• SET TASK
Set down all of the data exactly as it appears.

──────────────────────────────

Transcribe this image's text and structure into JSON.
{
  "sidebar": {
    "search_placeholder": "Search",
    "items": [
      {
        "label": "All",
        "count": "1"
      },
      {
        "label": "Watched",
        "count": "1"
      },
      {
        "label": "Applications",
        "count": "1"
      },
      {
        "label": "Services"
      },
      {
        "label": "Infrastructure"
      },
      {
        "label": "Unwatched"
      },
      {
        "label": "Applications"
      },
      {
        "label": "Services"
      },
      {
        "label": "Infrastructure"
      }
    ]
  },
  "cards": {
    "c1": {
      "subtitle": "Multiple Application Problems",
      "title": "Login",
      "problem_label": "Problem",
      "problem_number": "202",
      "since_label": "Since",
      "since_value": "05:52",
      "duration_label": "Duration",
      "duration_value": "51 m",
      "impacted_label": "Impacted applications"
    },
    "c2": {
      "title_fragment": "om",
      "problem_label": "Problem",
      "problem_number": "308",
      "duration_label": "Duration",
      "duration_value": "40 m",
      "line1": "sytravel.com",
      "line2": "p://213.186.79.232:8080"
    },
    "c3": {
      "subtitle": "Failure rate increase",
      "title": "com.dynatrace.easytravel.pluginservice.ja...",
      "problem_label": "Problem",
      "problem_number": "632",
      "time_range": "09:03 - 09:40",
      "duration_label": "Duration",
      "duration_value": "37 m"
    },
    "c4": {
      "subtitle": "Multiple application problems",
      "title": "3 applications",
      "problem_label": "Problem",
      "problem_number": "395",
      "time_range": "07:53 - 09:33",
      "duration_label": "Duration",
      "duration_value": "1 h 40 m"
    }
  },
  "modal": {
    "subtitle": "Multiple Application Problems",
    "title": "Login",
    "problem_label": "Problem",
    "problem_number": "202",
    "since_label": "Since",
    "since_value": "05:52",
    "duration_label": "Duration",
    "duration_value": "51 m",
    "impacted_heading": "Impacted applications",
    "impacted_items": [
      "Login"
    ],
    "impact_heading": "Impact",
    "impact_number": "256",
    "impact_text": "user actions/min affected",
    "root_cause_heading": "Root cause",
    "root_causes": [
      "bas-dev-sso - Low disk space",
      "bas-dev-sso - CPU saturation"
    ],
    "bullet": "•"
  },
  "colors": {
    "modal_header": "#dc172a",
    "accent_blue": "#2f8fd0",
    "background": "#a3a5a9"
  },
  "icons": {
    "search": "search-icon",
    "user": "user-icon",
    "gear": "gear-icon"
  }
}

──────────────────────────────

• REPLY TO THE TASK
Transcribe this image's text and structure into JSON.
{
  "sidebar": {
    "search_placeholder": "Search",
    "items": [
      {
        "label": "All",
        "count": "1"
      },
      {
        "label": "Watched",
        "count": "1"
      },
      {
        "label": "Applications",
        "count": "1"
      },
      {
        "label": "Services"
      },
      {
        "label": "Infrastructure"
      },
      {
        "label": "Unwatched"
      },
      {
        "label": "Applications"
      },
      {
        "label": "Services"
      },
      {
        "label": "Infrastructure"
      }
    ]
  },
  "cards": {
    "c1": {
      "subtitle": "Multiple Application Problems",
      "title": "Login",
      "problem_label": "Problem",
      "problem_number": "202",
      "since_label": "Since",
      "since_value": "05:52",
      "duration_label": "Duration",
      "duration_value": "51 m",
      "impacted_label": "Impacted applications"
    },
    "c2": {
      "title_fragment": "om",
      "problem_label": "Problem",
      "problem_number": "308",
      "duration_label": "Duration",
      "duration_value": "40 m",
      "line1": "sytravel.com",
      "line2": "p://213.186.79.232:8080"
    },
    "c3": {
      "subtitle": "Failure rate increase",
      "title": "com.dynatrace.easytravel.pluginservice.ja...",
      "problem_label": "Problem",
      "problem_number": "632",
      "time_range": "09:03 - 09:40",
      "duration_label": "Duration",
      "duration_value": "37 m"
    },
    "c4": {
      "subtitle": "Multiple application problems",
      "title": "3 applications",
      "problem_label": "Problem",
      "problem_number": "395",
      "time_range": "07:53 - 09:33",
      "duration_label": "Duration",
      "duration_value": "1 h 40 m"
    }
  },
  "modal": {
    "subtitle": "Multiple Application Problems",
    "title": "Login",
    "problem_label": "Problem",
    "problem_number": "202",
    "since_label": "Since",
    "since_value": "05:52",
    "duration_label": "Duration",
    "duration_value": "51 m",
    "impacted_heading": "Impacted applications",
    "impacted_items": [
      "Login"
    ],
    "impact_heading": "Impact",
    "impact_number": "256",
    "impact_text": "user actions/min affected",
    "root_cause_heading": "Root cause",
    "root_causes": [
      "bas-dev-sso - Low disk space",
      "bas-dev-sso - CPU saturation"
    ],
    "bullet": "•"
  },
  "colors": {
    "modal_header": "#dc172a",
    "accent_blue": "#2f8fd0",
    "background": "#a3a5a9"
  },
  "icons": {
    "search": "search-icon",
    "user": "user-icon",
    "gear": "gear-icon"
  }
}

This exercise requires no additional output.